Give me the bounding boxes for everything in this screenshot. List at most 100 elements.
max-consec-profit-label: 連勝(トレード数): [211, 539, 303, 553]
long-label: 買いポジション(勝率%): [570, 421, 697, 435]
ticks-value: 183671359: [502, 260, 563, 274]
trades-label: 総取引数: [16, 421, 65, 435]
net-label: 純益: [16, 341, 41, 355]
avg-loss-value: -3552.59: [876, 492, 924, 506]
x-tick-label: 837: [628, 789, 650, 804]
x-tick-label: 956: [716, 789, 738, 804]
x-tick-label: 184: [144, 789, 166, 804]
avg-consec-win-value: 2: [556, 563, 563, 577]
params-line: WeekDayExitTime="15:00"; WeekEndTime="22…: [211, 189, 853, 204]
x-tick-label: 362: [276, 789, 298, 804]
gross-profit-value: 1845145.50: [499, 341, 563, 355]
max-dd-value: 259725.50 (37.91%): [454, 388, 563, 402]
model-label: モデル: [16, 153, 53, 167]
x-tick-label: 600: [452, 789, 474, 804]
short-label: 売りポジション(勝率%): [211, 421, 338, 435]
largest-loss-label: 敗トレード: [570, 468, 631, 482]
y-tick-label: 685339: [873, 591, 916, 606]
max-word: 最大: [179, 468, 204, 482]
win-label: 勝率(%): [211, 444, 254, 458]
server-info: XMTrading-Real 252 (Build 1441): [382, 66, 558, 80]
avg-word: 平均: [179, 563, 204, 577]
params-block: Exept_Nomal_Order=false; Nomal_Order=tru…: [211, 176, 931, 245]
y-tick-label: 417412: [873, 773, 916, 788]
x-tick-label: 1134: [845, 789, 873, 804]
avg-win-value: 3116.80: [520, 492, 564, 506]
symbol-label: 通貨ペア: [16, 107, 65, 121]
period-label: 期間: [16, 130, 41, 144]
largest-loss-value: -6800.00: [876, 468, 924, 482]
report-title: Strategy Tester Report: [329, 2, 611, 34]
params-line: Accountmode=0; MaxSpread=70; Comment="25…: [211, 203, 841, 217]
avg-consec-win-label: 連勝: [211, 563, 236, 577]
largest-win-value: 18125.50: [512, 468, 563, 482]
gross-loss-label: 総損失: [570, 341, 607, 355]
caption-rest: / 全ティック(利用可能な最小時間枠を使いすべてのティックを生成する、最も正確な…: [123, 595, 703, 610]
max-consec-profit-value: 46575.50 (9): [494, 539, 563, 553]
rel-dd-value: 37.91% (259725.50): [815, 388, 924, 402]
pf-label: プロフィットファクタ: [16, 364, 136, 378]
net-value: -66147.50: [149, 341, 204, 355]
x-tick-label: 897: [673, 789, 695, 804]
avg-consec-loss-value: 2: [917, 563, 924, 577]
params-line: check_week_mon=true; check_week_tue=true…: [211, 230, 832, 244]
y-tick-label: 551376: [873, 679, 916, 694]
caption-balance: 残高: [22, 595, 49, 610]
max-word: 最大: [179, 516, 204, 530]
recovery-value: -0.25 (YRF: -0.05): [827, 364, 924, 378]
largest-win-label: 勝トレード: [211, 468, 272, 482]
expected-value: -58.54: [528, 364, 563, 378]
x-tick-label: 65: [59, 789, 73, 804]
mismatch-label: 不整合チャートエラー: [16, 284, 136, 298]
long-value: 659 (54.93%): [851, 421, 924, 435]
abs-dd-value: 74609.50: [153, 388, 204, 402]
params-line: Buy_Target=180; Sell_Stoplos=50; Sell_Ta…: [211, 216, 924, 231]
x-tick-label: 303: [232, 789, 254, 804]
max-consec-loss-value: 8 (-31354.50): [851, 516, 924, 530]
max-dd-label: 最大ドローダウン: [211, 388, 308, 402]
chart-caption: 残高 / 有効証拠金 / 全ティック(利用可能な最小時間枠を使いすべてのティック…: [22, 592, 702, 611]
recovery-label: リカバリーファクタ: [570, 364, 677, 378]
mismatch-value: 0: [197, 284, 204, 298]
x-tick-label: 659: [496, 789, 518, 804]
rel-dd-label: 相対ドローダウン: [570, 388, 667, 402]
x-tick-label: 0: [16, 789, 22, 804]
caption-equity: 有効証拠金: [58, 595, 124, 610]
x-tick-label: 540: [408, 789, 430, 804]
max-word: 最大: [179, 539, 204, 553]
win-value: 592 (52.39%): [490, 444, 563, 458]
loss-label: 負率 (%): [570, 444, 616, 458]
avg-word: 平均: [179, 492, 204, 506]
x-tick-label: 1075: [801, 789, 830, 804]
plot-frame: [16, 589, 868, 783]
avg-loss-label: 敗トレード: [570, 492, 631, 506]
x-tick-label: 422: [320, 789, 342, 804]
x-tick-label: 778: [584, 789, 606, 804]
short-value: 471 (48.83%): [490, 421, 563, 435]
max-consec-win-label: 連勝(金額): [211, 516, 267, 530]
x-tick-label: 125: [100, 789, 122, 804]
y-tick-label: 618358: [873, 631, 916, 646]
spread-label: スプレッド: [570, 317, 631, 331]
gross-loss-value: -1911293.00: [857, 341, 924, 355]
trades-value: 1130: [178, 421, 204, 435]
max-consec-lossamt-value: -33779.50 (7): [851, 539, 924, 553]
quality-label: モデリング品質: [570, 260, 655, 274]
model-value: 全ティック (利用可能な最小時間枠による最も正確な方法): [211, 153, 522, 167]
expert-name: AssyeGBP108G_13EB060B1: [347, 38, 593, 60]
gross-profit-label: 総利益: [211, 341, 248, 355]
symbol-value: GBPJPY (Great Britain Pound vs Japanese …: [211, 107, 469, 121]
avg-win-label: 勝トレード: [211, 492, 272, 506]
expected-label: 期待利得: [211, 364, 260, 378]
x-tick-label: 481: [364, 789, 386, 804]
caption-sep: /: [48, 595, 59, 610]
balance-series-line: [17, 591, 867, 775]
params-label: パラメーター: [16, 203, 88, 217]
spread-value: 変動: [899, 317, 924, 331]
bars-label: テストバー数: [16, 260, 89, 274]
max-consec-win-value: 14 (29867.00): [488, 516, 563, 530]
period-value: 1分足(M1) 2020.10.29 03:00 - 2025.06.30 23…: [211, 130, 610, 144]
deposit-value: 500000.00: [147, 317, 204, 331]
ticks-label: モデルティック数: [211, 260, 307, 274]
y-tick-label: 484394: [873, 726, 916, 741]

• [PROBLEM]
Output all of the lines above as a Markdown table with a "Row" column holding the row number and a "Line" column holding the line, and skip any blank lines.

• [OUTPUT OF THE EXERCISE]
| Row | Line |
|---|---|
| 1 | Give me the bounding boxes for everything in this screenshot. List at most 100 elements. |
| 2 | max-consec-profit-label: 連勝(トレード数): [211, 539, 303, 553] |
| 3 | long-label: 買いポジション(勝率%): [570, 421, 697, 435] |
| 4 | ticks-value: 183671359: [502, 260, 563, 274] |
| 5 | trades-label: 総取引数: [16, 421, 65, 435] |
| 6 | net-label: 純益: [16, 341, 41, 355] |
| 7 | avg-loss-value: -3552.59: [876, 492, 924, 506] |
| 8 | x-tick-label: 837: [628, 789, 650, 804] |
| 9 | x-tick-label: 956: [716, 789, 738, 804] |
| 10 | x-tick-label: 184: [144, 789, 166, 804] |
| 11 | avg-consec-win-value: 2: [556, 563, 563, 577] |
| 12 | params-line: WeekDayExitTime="15:00"; WeekEndTime="22…: [211, 189, 853, 204] |
| 13 | x-tick-label: 362: [276, 789, 298, 804] |
| 14 | gross-profit-value: 1845145.50: [499, 341, 563, 355] |
| 15 | max-dd-value: 259725.50 (37.91%): [454, 388, 563, 402] |
| 16 | model-label: モデル: [16, 153, 53, 167] |
| 17 | x-tick-label: 600: [452, 789, 474, 804] |
| 18 | short-label: 売りポジション(勝率%): [211, 421, 338, 435] |
| 19 | largest-loss-label: 敗トレード: [570, 468, 631, 482] |
| 20 | y-tick-label: 685339: [873, 591, 916, 606] |
| 21 | max-word: 最大: [179, 468, 204, 482] |
| 22 | win-label: 勝率(%): [211, 444, 254, 458] |
| 23 | server-info: XMTrading-Real 252 (Build 1441): [382, 66, 558, 80] |
| 24 | avg-word: 平均: [179, 563, 204, 577] |
| 25 | params-block: Exept_Nomal_Order=false; Nomal_Order=tru…: [211, 176, 931, 245] |
| 26 | y-tick-label: 417412: [873, 773, 916, 788] |
| 27 | x-tick-label: 1134: [845, 789, 873, 804] |
| 28 | avg-win-value: 3116.80: [520, 492, 564, 506] |
| 29 | symbol-label: 通貨ペア: [16, 107, 65, 121] |
| 30 | period-label: 期間: [16, 130, 41, 144] |
| 31 | largest-loss-value: -6800.00: [876, 468, 924, 482] |
| 32 | report-title: Strategy Tester Report: [329, 2, 611, 34] |
| 33 | params-line: Accountmode=0; MaxSpread=70; Comment="25…: [211, 203, 841, 217] |
| 34 | avg-consec-win-label: 連勝: [211, 563, 236, 577] |
| 35 | largest-win-value: 18125.50: [512, 468, 563, 482] |
| 36 | gross-loss-label: 総損失: [570, 341, 607, 355] |
| 37 | caption-rest: / 全ティック(利用可能な最小時間枠を使いすべてのティックを生成する、最も正確な…: [123, 595, 703, 610] |
| 38 | max-consec-profit-value: 46575.50 (9): [494, 539, 563, 553] |
| 39 | rel-dd-value: 37.91% (259725.50): [815, 388, 924, 402] |
| 40 | pf-label: プロフィットファクタ: [16, 364, 136, 378] |
| 41 | net-value: -66147.50: [149, 341, 204, 355] |
| 42 | x-tick-label: 897: [673, 789, 695, 804] |
| 43 | avg-consec-loss-value: 2: [917, 563, 924, 577] |
| 44 | params-line: check_week_mon=true; check_week_tue=true…: [211, 230, 832, 244] |
| 45 | y-tick-label: 551376: [873, 679, 916, 694] |
| 46 | caption-balance: 残高: [22, 595, 49, 610] |
| 47 | max-word: 最大: [179, 516, 204, 530] |
| 48 | recovery-value: -0.25 (YRF: -0.05): [827, 364, 924, 378] |
| 49 | largest-win-label: 勝トレード: [211, 468, 272, 482] |
| 50 | expected-value: -58.54: [528, 364, 563, 378] |
| 51 | x-tick-label: 65: [59, 789, 73, 804] |
| 52 | mismatch-label: 不整合チャートエラー: [16, 284, 136, 298] |
| 53 | long-value: 659 (54.93%): [851, 421, 924, 435] |
| 54 | abs-dd-value: 74609.50: [153, 388, 204, 402] |
| 55 | params-line: Buy_Target=180; Sell_Stoplos=50; Sell_Ta…: [211, 216, 924, 231] |
| 56 | x-tick-label: 303: [232, 789, 254, 804] |
| 57 | max-consec-loss-value: 8 (-31354.50): [851, 516, 924, 530] |
| 58 | max-dd-label: 最大ドローダウン: [211, 388, 308, 402] |
| 59 | chart-caption: 残高 / 有効証拠金 / 全ティック(利用可能な最小時間枠を使いすべてのティック…: [22, 592, 702, 611] |
| 60 | recovery-label: リカバリーファクタ: [570, 364, 677, 378] |
| 61 | mismatch-value: 0: [197, 284, 204, 298] |
| 62 | x-tick-label: 659: [496, 789, 518, 804] |
| 63 | rel-dd-label: 相対ドローダウン: [570, 388, 667, 402] |
| 64 | x-tick-label: 0: [16, 789, 22, 804] |
| 65 | caption-equity: 有効証拠金: [58, 595, 124, 610] |
| 66 | x-tick-label: 540: [408, 789, 430, 804] |
| 67 | max-word: 最大: [179, 539, 204, 553] |
| 68 | win-value: 592 (52.39%): [490, 444, 563, 458] |
| 69 | loss-label: 負率 (%): [570, 444, 616, 458] |
| 70 | avg-word: 平均: [179, 492, 204, 506] |
| 71 | x-tick-label: 1075: [801, 789, 830, 804] |
| 72 | plot-frame: [16, 589, 868, 783] |
| 73 | avg-loss-label: 敗トレード: [570, 492, 631, 506] |
| 74 | x-tick-label: 422: [320, 789, 342, 804] |
| 75 | x-tick-label: 778: [584, 789, 606, 804] |
| 76 | short-value: 471 (48.83%): [490, 421, 563, 435] |
| 77 | max-consec-win-label: 連勝(金額): [211, 516, 267, 530] |
| 78 | x-tick-label: 125: [100, 789, 122, 804] |
| 79 | y-tick-label: 618358: [873, 631, 916, 646] |
| 80 | spread-label: スプレッド: [570, 317, 631, 331] |
| 81 | gross-loss-value: -1911293.00: [857, 341, 924, 355] |
| 82 | trades-value: 1130: [178, 421, 204, 435] |
| 83 | max-consec-lossamt-value: -33779.50 (7): [851, 539, 924, 553] |
| 84 | quality-label: モデリング品質: [570, 260, 655, 274] |
| 85 | model-value: 全ティック (利用可能な最小時間枠による最も正確な方法): [211, 153, 522, 167] |
| 86 | expert-name: AssyeGBP108G_13EB060B1: [347, 38, 593, 60] |
| 87 | gross-profit-label: 総利益: [211, 341, 248, 355] |
| 88 | symbol-value: GBPJPY (Great Britain Pound vs Japanese …: [211, 107, 469, 121] |
| 89 | avg-win-label: 勝トレード: [211, 492, 272, 506] |
| 90 | expected-label: 期待利得: [211, 364, 260, 378] |
| 91 | x-tick-label: 481: [364, 789, 386, 804] |
| 92 | caption-sep: /: [48, 595, 59, 610] |
| 93 | balance-series-line: [17, 591, 867, 775] |
| 94 | params-label: パラメーター: [16, 203, 88, 217] |
| 95 | spread-value: 変動: [899, 317, 924, 331] |
| 96 | bars-label: テストバー数: [16, 260, 89, 274] |
| 97 | max-consec-win-value: 14 (29867.00): [488, 516, 563, 530] |
| 98 | period-value: 1分足(M1) 2020.10.29 03:00 - 2025.06.30 23…: [211, 130, 610, 144] |
| 99 | deposit-value: 500000.00: [147, 317, 204, 331] |
| 100 | ticks-label: モデルティック数: [211, 260, 307, 274] |
| 101 | y-tick-label: 484394: [873, 726, 916, 741] |